AIM:
The entries below are to be written out again without alteration.

DATA ROWS:
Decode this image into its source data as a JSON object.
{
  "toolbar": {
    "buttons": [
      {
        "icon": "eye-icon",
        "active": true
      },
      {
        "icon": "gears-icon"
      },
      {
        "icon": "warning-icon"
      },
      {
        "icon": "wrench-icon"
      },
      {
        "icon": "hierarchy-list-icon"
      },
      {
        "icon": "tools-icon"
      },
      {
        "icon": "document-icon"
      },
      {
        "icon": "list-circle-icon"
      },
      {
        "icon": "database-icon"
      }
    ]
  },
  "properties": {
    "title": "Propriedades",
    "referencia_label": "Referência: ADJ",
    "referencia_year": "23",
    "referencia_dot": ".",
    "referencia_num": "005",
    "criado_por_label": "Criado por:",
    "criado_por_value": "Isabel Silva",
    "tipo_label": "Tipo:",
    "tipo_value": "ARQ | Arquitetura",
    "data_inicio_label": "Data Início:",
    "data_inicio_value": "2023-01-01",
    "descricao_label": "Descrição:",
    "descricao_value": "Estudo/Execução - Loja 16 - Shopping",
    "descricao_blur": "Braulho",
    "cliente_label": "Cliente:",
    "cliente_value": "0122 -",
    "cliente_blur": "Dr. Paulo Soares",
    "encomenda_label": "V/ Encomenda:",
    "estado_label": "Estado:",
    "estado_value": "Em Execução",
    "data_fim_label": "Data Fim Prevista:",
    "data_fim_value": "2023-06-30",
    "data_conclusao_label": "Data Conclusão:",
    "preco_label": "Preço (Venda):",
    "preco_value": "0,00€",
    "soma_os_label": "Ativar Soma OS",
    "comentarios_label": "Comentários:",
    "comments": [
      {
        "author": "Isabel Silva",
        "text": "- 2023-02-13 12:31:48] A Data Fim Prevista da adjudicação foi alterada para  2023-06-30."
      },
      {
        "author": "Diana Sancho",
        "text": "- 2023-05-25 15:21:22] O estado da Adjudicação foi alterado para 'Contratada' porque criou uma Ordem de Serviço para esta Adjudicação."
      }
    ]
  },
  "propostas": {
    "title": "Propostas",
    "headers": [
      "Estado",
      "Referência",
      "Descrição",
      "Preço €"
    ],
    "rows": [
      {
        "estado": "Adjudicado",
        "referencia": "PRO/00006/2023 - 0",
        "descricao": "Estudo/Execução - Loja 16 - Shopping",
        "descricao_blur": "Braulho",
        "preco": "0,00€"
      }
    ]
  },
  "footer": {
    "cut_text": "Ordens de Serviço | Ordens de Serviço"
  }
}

REPLY TO THE TASK:
Decode this image into its source data as a JSON object.
{
  "toolbar": {
    "buttons": [
      {
        "icon": "eye-icon",
        "active": true
      },
      {
        "icon": "gears-icon"
      },
      {
        "icon": "warning-icon"
      },
      {
        "icon": "wrench-icon"
      },
      {
        "icon": "hierarchy-list-icon"
      },
      {
        "icon": "tools-icon"
      },
      {
        "icon": "document-icon"
      },
      {
        "icon": "list-circle-icon"
      },
      {
        "icon": "database-icon"
      }
    ]
  },
  "properties": {
    "title": "Propriedades",
    "referencia_label": "Referência: ADJ",
    "referencia_year": "23",
    "referencia_dot": ".",
    "referencia_num": "005",
    "criado_por_label": "Criado por:",
    "criado_por_value": "Isabel Silva",
    "tipo_label": "Tipo:",
    "tipo_value": "ARQ | Arquitetura",
    "data_inicio_label": "Data Início:",
    "data_inicio_value": "2023-01-01",
    "descricao_label": "Descrição:",
    "descricao_value": "Estudo/Execução - Loja 16 - Shopping",
    "descricao_blur": "Braulho",
    "cliente_label": "Cliente:",
    "cliente_value": "0122 -",
    "cliente_blur": "Dr. Paulo Soares",
    "encomenda_label": "V/ Encomenda:",
    "estado_label": "Estado:",
    "estado_value": "Em Execução",
    "data_fim_label": "Data Fim Prevista:",
    "data_fim_value": "2023-06-30",
    "data_conclusao_label": "Data Conclusão:",
    "preco_label": "Preço (Venda):",
    "preco_value": "0,00€",
    "soma_os_label": "Ativar Soma OS",
    "comentarios_label": "Comentários:",
    "comments": [
      {
        "author": "Isabel Silva",
        "text": "- 2023-02-13 12:31:48] A Data Fim Prevista da adjudicação foi alterada para  2023-06-30."
      },
      {
        "author": "Diana Sancho",
        "text": "- 2023-05-25 15:21:22] O estado da Adjudicação foi alterado para 'Contratada' porque criou uma Ordem de Serviço para esta Adjudicação."
      }
    ]
  },
  "propostas": {
    "title": "Propostas",
    "headers": [
      "Estado",
      "Referência",
      "Descrição",
      "Preço €"
    ],
    "rows": [
      {
        "estado": "Adjudicado",
        "referencia": "PRO/00006/2023 - 0",
        "descricao": "Estudo/Execução - Loja 16 - Shopping",
        "descricao_blur": "Braulho",
        "preco": "0,00€"
      }
    ]
  },
  "footer": {
    "cut_text": "Ordens de Serviço | Ordens de Serviço"
  }
}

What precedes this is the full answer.